**Dataset excerpts:**
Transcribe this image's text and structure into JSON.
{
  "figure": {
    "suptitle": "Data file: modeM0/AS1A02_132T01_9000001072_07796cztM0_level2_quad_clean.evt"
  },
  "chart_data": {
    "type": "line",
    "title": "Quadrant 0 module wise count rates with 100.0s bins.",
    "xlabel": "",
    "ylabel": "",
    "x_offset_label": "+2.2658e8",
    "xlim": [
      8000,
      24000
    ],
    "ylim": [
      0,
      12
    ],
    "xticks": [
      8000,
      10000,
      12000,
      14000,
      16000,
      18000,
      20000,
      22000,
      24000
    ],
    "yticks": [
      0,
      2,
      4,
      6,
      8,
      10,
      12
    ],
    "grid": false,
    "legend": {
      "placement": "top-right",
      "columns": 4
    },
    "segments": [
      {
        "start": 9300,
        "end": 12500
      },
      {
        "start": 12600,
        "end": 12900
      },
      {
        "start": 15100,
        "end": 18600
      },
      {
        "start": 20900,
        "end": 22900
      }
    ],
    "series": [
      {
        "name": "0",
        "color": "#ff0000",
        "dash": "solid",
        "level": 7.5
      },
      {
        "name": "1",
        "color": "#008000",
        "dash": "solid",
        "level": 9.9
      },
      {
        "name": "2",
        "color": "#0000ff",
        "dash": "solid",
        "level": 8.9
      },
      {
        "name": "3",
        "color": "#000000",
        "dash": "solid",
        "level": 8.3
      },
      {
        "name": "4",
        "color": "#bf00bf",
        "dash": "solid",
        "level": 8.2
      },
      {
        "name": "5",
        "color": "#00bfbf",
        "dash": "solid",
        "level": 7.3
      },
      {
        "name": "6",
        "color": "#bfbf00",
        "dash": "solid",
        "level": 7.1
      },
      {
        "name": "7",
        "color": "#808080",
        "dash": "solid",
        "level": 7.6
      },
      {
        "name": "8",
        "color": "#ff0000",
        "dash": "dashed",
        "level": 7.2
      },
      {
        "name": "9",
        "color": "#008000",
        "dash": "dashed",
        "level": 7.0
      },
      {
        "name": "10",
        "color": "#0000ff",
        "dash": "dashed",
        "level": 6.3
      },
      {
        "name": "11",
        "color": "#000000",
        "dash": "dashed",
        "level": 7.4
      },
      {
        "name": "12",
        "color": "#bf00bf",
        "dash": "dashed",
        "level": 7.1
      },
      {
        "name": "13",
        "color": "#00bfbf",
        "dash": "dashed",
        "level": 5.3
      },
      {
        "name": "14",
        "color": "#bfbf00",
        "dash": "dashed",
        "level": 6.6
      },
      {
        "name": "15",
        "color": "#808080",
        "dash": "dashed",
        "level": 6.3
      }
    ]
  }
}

**Required work:**
Copy out each line exactly.

**Result:**
Transcribe this image's text and structure into JSON.
{
  "figure": {
    "suptitle": "Data file: modeM0/AS1A02_132T01_9000001072_07796cztM0_level2_quad_clean.evt"
  },
  "chart_data": {
    "type": "line",
    "title": "Quadrant 0 module wise count rates with 100.0s bins.",
    "xlabel": "",
    "ylabel": "",
    "x_offset_label": "+2.2658e8",
    "xlim": [
      8000,
      24000
    ],
    "ylim": [
      0,
      12
    ],
    "xticks": [
      8000,
      10000,
      12000,
      14000,
      16000,
      18000,
      20000,
      22000,
      24000
    ],
    "yticks": [
      0,
      2,
      4,
      6,
      8,
      10,
      12
    ],
    "grid": false,
    "legend": {
      "placement": "top-right",
      "columns": 4
    },
    "segments": [
      {
        "start": 9300,
        "end": 12500
      },
      {
        "start": 12600,
        "end": 12900
      },
      {
        "start": 15100,
        "end": 18600
      },
      {
        "start": 20900,
        "end": 22900
      }
    ],
    "series": [
      {
        "name": "0",
        "color": "#ff0000",
        "dash": "solid",
        "level": 7.5
      },
      {
        "name": "1",
        "color": "#008000",
        "dash": "solid",
        "level": 9.9
      },
      {
        "name": "2",
        "color": "#0000ff",
        "dash": "solid",
        "level": 8.9
      },
      {
        "name": "3",
        "color": "#000000",
        "dash": "solid",
        "level": 8.3
      },
      {
        "name": "4",
        "color": "#bf00bf",
        "dash": "solid",
        "level": 8.2
      },
      {
        "name": "5",
        "color": "#00bfbf",
        "dash": "solid",
        "level": 7.3
      },
      {
        "name": "6",
        "color": "#bfbf00",
        "dash": "solid",
        "level": 7.1
      },
      {
        "name": "7",
        "color": "#808080",
        "dash": "solid",
        "level": 7.6
      },
      {
        "name": "8",
        "color": "#ff0000",
        "dash": "dashed",
        "level": 7.2
      },
      {
        "name": "9",
        "color": "#008000",
        "dash": "dashed",
        "level": 7.0
      },
      {
        "name": "10",
        "color": "#0000ff",
        "dash": "dashed",
        "level": 6.3
      },
      {
        "name": "11",
        "color": "#000000",
        "dash": "dashed",
        "level": 7.4
      },
      {
        "name": "12",
        "color": "#bf00bf",
        "dash": "dashed",
        "level": 7.1
      },
      {
        "name": "13",
        "color": "#00bfbf",
        "dash": "dashed",
        "level": 5.3
      },
      {
        "name": "14",
        "color": "#bfbf00",
        "dash": "dashed",
        "level": 6.6
      },
      {
        "name": "15",
        "color": "#808080",
        "dash": "dashed",
        "level": 6.3
      }
    ]
  }
}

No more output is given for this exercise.